Task details: Every record below should be written out exactly; pictures stay out.
--- start Supplied entries ---
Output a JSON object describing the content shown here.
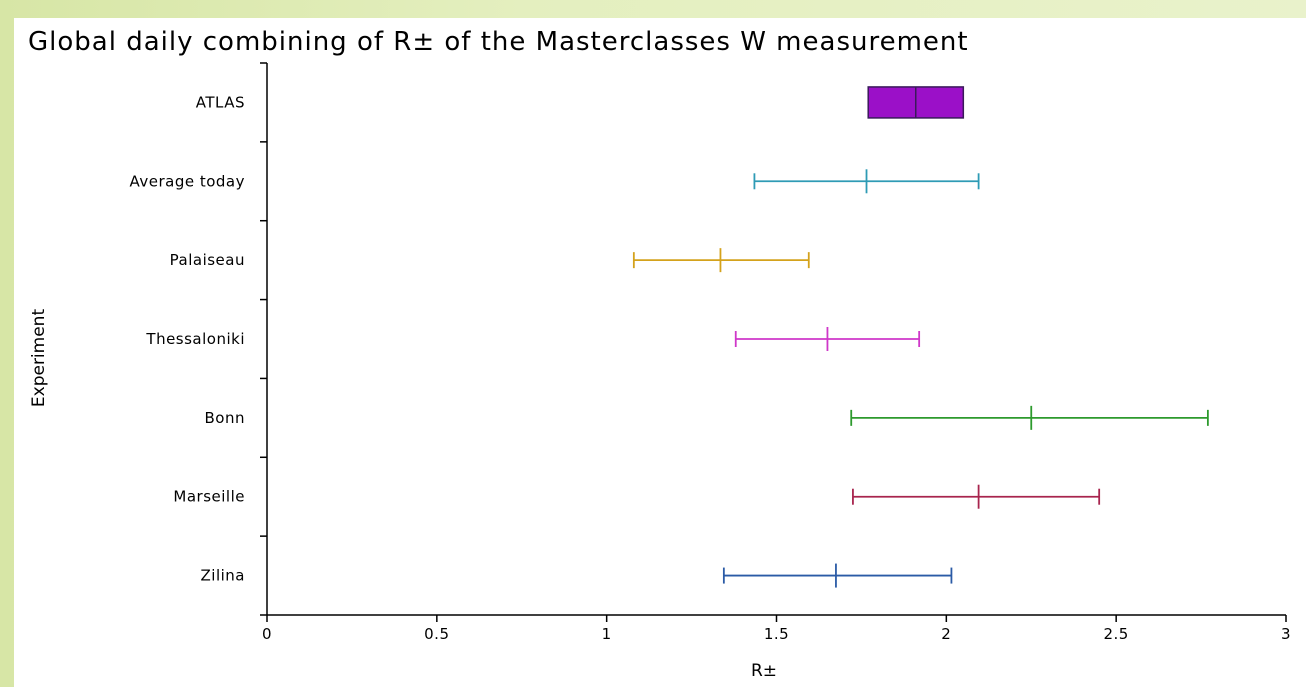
{
  "chart_data": {
    "type": "errorbar",
    "title": "Global daily combining of R± of the Masterclasses W measurement",
    "xlabel": "R±",
    "ylabel": "Experiment",
    "xlim": [
      0,
      3
    ],
    "xticks": [
      "0",
      "0.5",
      "1",
      "1.5",
      "2",
      "2.5",
      "3"
    ],
    "grid": false,
    "series": [
      {
        "label": "ATLAS",
        "center": 1.91,
        "low": 1.77,
        "high": 2.05,
        "style": "box",
        "color": "#9b10c8"
      },
      {
        "label": "Average today",
        "center": 1.765,
        "low": 1.435,
        "high": 2.095,
        "style": "errorbar",
        "color": "#2e9bb5"
      },
      {
        "label": "Palaiseau",
        "center": 1.335,
        "low": 1.08,
        "high": 1.595,
        "style": "errorbar",
        "color": "#d4a21c"
      },
      {
        "label": "Thessaloniki",
        "center": 1.65,
        "low": 1.38,
        "high": 1.92,
        "style": "errorbar",
        "color": "#cf37c9"
      },
      {
        "label": "Bonn",
        "center": 2.25,
        "low": 1.72,
        "high": 2.77,
        "style": "errorbar",
        "color": "#2d9a2d"
      },
      {
        "label": "Marseille",
        "center": 2.095,
        "low": 1.725,
        "high": 2.45,
        "style": "errorbar",
        "color": "#a8244e"
      },
      {
        "label": "Zilina",
        "center": 1.675,
        "low": 1.345,
        "high": 2.015,
        "style": "errorbar",
        "color": "#2b5ba6"
      }
    ]
  }
}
--- end Supplied entries ---
Answer for this exercise:
Output a JSON object describing the content shown here.
{
  "chart_data": {
    "type": "errorbar",
    "title": "Global daily combining of R± of the Masterclasses W measurement",
    "xlabel": "R±",
    "ylabel": "Experiment",
    "xlim": [
      0,
      3
    ],
    "xticks": [
      "0",
      "0.5",
      "1",
      "1.5",
      "2",
      "2.5",
      "3"
    ],
    "grid": false,
    "series": [
      {
        "label": "ATLAS",
        "center": 1.91,
        "low": 1.77,
        "high": 2.05,
        "style": "box",
        "color": "#9b10c8"
      },
      {
        "label": "Average today",
        "center": 1.765,
        "low": 1.435,
        "high": 2.095,
        "style": "errorbar",
        "color": "#2e9bb5"
      },
      {
        "label": "Palaiseau",
        "center": 1.335,
        "low": 1.08,
        "high": 1.595,
        "style": "errorbar",
        "color": "#d4a21c"
      },
      {
        "label": "Thessaloniki",
        "center": 1.65,
        "low": 1.38,
        "high": 1.92,
        "style": "errorbar",
        "color": "#cf37c9"
      },
      {
        "label": "Bonn",
        "center": 2.25,
        "low": 1.72,
        "high": 2.77,
        "style": "errorbar",
        "color": "#2d9a2d"
      },
      {
        "label": "Marseille",
        "center": 2.095,
        "low": 1.725,
        "high": 2.45,
        "style": "errorbar",
        "color": "#a8244e"
      },
      {
        "label": "Zilina",
        "center": 1.675,
        "low": 1.345,
        "high": 2.015,
        "style": "errorbar",
        "color": "#2b5ba6"
      }
    ]
  }
}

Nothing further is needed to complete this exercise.